## What is expected
Examine the records and identify each line that includes the string "kredytów". Copy those lines.

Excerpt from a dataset

____________

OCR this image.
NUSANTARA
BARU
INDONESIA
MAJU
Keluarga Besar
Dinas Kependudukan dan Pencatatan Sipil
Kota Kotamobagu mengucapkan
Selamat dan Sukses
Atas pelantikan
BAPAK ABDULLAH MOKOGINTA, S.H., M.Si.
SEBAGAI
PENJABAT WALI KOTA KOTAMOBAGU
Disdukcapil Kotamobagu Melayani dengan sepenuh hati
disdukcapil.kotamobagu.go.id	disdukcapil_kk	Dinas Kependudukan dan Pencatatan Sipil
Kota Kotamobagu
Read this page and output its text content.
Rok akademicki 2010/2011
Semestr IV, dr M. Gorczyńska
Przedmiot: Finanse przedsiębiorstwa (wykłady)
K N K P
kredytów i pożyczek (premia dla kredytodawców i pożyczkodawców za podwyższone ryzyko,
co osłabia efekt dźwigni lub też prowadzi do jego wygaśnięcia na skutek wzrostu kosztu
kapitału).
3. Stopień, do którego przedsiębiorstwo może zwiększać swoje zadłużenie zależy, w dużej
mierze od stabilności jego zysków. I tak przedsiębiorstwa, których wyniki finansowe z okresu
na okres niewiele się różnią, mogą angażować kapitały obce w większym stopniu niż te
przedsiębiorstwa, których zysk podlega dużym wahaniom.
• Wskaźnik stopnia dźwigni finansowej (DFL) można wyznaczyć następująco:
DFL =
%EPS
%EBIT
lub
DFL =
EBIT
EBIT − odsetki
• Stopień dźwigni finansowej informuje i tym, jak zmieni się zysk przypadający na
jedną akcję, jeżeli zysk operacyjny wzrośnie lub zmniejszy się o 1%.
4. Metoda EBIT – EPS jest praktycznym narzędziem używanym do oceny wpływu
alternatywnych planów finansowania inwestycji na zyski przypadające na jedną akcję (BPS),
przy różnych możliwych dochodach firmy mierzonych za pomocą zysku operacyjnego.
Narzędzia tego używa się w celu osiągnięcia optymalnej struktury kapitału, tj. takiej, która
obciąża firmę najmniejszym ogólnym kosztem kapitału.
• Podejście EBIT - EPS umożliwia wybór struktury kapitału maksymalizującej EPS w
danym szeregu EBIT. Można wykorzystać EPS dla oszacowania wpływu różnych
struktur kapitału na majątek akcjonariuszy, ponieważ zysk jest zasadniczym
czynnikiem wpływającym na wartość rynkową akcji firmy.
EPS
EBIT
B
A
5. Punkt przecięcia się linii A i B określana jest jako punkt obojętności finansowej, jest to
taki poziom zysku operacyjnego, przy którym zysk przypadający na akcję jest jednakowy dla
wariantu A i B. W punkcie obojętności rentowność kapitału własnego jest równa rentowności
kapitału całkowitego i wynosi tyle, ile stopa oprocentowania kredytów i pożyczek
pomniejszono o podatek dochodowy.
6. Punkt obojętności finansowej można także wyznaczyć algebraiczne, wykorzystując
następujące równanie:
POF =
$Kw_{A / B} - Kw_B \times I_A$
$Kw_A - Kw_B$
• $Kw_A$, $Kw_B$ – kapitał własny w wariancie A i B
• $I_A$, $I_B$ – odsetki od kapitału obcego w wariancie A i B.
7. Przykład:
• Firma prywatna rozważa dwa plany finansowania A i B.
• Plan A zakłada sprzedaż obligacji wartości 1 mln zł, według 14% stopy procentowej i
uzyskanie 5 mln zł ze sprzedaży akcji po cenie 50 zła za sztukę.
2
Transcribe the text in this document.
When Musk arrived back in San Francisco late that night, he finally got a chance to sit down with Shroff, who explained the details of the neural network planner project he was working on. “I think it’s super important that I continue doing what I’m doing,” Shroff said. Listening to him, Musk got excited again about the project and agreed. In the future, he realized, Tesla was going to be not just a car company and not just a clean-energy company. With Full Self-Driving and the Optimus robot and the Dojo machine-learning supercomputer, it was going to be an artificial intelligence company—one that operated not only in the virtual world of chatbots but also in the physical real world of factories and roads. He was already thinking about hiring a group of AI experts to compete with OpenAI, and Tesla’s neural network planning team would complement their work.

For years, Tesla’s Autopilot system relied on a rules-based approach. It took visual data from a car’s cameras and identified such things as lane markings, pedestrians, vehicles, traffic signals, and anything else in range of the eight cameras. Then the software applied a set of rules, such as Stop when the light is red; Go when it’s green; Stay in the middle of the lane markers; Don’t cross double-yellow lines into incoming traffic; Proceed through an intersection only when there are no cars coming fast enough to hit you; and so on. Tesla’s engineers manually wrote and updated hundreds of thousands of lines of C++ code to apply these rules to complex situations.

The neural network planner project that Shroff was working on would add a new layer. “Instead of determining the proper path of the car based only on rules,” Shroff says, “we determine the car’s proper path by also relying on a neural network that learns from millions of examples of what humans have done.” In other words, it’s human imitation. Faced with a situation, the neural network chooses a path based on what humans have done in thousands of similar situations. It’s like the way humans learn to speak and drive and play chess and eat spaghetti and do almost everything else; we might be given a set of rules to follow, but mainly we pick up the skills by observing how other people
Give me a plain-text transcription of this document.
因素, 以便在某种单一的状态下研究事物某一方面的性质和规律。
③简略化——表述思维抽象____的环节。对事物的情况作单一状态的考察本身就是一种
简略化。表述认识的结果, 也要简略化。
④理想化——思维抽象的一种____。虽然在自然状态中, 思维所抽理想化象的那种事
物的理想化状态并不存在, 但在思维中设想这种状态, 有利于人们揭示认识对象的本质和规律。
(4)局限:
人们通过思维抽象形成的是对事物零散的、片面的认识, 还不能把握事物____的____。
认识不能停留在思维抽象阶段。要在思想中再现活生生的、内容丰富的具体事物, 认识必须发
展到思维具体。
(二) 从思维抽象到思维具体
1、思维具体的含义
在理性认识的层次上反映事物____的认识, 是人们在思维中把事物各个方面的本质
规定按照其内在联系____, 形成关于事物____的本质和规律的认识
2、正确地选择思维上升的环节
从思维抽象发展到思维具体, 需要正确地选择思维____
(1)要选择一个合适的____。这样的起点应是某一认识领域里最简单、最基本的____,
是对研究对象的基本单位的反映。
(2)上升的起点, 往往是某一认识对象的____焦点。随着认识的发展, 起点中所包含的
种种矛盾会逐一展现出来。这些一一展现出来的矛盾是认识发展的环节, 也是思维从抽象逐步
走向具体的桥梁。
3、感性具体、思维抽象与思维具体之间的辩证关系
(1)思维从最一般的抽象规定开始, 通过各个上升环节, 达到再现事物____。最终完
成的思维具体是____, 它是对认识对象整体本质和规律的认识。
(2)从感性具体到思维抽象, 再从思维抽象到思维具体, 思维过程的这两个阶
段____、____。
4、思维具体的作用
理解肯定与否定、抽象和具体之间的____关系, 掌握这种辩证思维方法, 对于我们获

____________

## Result for this task
kredytów i pożyczek (premia dla kredytodawców i pożyczkodawców za podwyższone ryzyko,
kapitału całkowitego i wynosi tyle, ile stopa oprocentowania kredytów i pożyczek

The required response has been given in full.